● **Available data**

>> BEGIN

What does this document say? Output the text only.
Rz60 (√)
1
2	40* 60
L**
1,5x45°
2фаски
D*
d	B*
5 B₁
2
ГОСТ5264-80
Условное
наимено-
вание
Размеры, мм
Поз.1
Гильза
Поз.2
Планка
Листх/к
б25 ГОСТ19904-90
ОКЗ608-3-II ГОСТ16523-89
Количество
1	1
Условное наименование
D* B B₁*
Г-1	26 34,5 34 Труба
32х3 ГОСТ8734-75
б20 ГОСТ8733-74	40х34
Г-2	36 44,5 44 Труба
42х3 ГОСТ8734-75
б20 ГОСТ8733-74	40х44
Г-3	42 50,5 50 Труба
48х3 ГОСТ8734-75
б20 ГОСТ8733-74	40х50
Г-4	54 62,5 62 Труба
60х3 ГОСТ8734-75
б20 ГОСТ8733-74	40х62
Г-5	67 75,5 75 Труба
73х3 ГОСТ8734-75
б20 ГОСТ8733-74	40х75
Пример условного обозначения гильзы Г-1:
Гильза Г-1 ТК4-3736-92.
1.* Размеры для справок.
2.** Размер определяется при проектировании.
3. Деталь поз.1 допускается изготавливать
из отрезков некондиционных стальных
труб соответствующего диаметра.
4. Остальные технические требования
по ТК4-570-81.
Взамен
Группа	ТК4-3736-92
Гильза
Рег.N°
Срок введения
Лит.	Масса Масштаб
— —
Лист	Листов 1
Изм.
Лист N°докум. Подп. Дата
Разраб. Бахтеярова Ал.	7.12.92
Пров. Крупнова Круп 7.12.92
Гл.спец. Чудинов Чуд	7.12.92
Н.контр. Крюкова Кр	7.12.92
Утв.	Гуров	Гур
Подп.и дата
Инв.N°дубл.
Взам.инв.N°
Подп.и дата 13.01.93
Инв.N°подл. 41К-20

>> END

Count the lines in which the string "Подп" appears, then report only that figure.

● **Answer below**
3